TO BE DONE =>
Please give the listing again in its entirety, exactly as written.

━━━ TASK MATERIAL ━━━

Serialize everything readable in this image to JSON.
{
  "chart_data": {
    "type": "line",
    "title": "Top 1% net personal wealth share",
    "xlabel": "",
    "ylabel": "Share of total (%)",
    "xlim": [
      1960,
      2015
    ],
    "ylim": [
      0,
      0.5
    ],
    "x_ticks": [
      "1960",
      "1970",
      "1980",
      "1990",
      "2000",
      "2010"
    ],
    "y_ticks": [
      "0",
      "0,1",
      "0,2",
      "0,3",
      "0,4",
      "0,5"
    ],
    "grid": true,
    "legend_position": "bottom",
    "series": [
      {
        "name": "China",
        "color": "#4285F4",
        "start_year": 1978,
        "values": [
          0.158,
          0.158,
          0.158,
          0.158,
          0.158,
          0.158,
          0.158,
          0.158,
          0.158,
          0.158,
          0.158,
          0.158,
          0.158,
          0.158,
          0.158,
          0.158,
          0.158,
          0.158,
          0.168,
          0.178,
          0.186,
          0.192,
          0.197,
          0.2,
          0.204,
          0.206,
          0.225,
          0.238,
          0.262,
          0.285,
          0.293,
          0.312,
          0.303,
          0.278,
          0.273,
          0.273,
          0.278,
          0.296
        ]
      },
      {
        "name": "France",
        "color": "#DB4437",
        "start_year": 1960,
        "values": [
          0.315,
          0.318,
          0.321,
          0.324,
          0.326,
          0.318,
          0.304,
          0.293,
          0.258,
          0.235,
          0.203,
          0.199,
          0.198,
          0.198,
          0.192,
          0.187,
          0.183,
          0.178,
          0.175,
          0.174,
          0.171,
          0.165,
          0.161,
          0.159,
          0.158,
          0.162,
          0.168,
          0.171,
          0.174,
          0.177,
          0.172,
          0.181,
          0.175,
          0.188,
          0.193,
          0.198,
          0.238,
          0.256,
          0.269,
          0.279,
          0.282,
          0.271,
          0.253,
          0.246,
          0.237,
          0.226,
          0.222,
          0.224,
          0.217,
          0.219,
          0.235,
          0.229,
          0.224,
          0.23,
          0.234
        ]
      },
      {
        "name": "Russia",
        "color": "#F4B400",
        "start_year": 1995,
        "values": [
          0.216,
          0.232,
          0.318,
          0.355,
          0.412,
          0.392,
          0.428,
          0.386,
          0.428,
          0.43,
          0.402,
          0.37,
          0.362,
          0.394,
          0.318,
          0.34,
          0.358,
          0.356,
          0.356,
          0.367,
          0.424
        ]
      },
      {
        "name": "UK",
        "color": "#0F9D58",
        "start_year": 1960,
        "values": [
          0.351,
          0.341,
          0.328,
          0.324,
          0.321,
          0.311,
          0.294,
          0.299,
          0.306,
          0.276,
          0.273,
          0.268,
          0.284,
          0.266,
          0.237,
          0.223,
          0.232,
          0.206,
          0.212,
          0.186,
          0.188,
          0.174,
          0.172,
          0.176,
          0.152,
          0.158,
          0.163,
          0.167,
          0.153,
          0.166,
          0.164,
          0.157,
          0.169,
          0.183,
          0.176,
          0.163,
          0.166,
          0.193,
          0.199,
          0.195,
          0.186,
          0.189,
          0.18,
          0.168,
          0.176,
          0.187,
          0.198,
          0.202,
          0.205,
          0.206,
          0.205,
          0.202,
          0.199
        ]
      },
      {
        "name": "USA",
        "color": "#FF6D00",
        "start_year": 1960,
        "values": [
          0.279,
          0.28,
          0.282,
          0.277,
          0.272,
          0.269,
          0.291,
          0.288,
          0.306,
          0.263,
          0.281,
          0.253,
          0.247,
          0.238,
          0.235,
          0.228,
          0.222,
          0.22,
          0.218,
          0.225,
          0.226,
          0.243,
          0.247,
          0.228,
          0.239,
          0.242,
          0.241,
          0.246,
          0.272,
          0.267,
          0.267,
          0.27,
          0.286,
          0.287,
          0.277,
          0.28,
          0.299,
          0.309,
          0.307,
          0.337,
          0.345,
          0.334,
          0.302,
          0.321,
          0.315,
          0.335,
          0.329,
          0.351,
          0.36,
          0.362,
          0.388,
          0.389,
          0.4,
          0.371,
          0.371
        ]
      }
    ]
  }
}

━━━

WRITTEN REPLY =>
Serialize everything readable in this image to JSON.
{
  "chart_data": {
    "type": "line",
    "title": "Top 1% net personal wealth share",
    "xlabel": "",
    "ylabel": "Share of total (%)",
    "xlim": [
      1960,
      2015
    ],
    "ylim": [
      0,
      0.5
    ],
    "x_ticks": [
      "1960",
      "1970",
      "1980",
      "1990",
      "2000",
      "2010"
    ],
    "y_ticks": [
      "0",
      "0,1",
      "0,2",
      "0,3",
      "0,4",
      "0,5"
    ],
    "grid": true,
    "legend_position": "bottom",
    "series": [
      {
        "name": "China",
        "color": "#4285F4",
        "start_year": 1978,
        "values": [
          0.158,
          0.158,
          0.158,
          0.158,
          0.158,
          0.158,
          0.158,
          0.158,
          0.158,
          0.158,
          0.158,
          0.158,
          0.158,
          0.158,
          0.158,
          0.158,
          0.158,
          0.158,
          0.168,
          0.178,
          0.186,
          0.192,
          0.197,
          0.2,
          0.204,
          0.206,
          0.225,
          0.238,
          0.262,
          0.285,
          0.293,
          0.312,
          0.303,
          0.278,
          0.273,
          0.273,
          0.278,
          0.296
        ]
      },
      {
        "name": "France",
        "color": "#DB4437",
        "start_year": 1960,
        "values": [
          0.315,
          0.318,
          0.321,
          0.324,
          0.326,
          0.318,
          0.304,
          0.293,
          0.258,
          0.235,
          0.203,
          0.199,
          0.198,
          0.198,
          0.192,
          0.187,
          0.183,
          0.178,
          0.175,
          0.174,
          0.171,
          0.165,
          0.161,
          0.159,
          0.158,
          0.162,
          0.168,
          0.171,
          0.174,
          0.177,
          0.172,
          0.181,
          0.175,
          0.188,
          0.193,
          0.198,
          0.238,
          0.256,
          0.269,
          0.279,
          0.282,
          0.271,
          0.253,
          0.246,
          0.237,
          0.226,
          0.222,
          0.224,
          0.217,
          0.219,
          0.235,
          0.229,
          0.224,
          0.23,
          0.234
        ]
      },
      {
        "name": "Russia",
        "color": "#F4B400",
        "start_year": 1995,
        "values": [
          0.216,
          0.232,
          0.318,
          0.355,
          0.412,
          0.392,
          0.428,
          0.386,
          0.428,
          0.43,
          0.402,
          0.37,
          0.362,
          0.394,
          0.318,
          0.34,
          0.358,
          0.356,
          0.356,
          0.367,
          0.424
        ]
      },
      {
        "name": "UK",
        "color": "#0F9D58",
        "start_year": 1960,
        "values": [
          0.351,
          0.341,
          0.328,
          0.324,
          0.321,
          0.311,
          0.294,
          0.299,
          0.306,
          0.276,
          0.273,
          0.268,
          0.284,
          0.266,
          0.237,
          0.223,
          0.232,
          0.206,
          0.212,
          0.186,
          0.188,
          0.174,
          0.172,
          0.176,
          0.152,
          0.158,
          0.163,
          0.167,
          0.153,
          0.166,
          0.164,
          0.157,
          0.169,
          0.183,
          0.176,
          0.163,
          0.166,
          0.193,
          0.199,
          0.195,
          0.186,
          0.189,
          0.18,
          0.168,
          0.176,
          0.187,
          0.198,
          0.202,
          0.205,
          0.206,
          0.205,
          0.202,
          0.199
        ]
      },
      {
        "name": "USA",
        "color": "#FF6D00",
        "start_year": 1960,
        "values": [
          0.279,
          0.28,
          0.282,
          0.277,
          0.272,
          0.269,
          0.291,
          0.288,
          0.306,
          0.263,
          0.281,
          0.253,
          0.247,
          0.238,
          0.235,
          0.228,
          0.222,
          0.22,
          0.218,
          0.225,
          0.226,
          0.243,
          0.247,
          0.228,
          0.239,
          0.242,
          0.241,
          0.246,
          0.272,
          0.267,
          0.267,
          0.27,
          0.286,
          0.287,
          0.277,
          0.28,
          0.299,
          0.309,
          0.307,
          0.337,
          0.345,
          0.334,
          0.302,
          0.321,
          0.315,
          0.335,
          0.329,
          0.351,
          0.36,
          0.362,
          0.388,
          0.389,
          0.4,
          0.371,
          0.371
        ]
      }
    ]
  }
}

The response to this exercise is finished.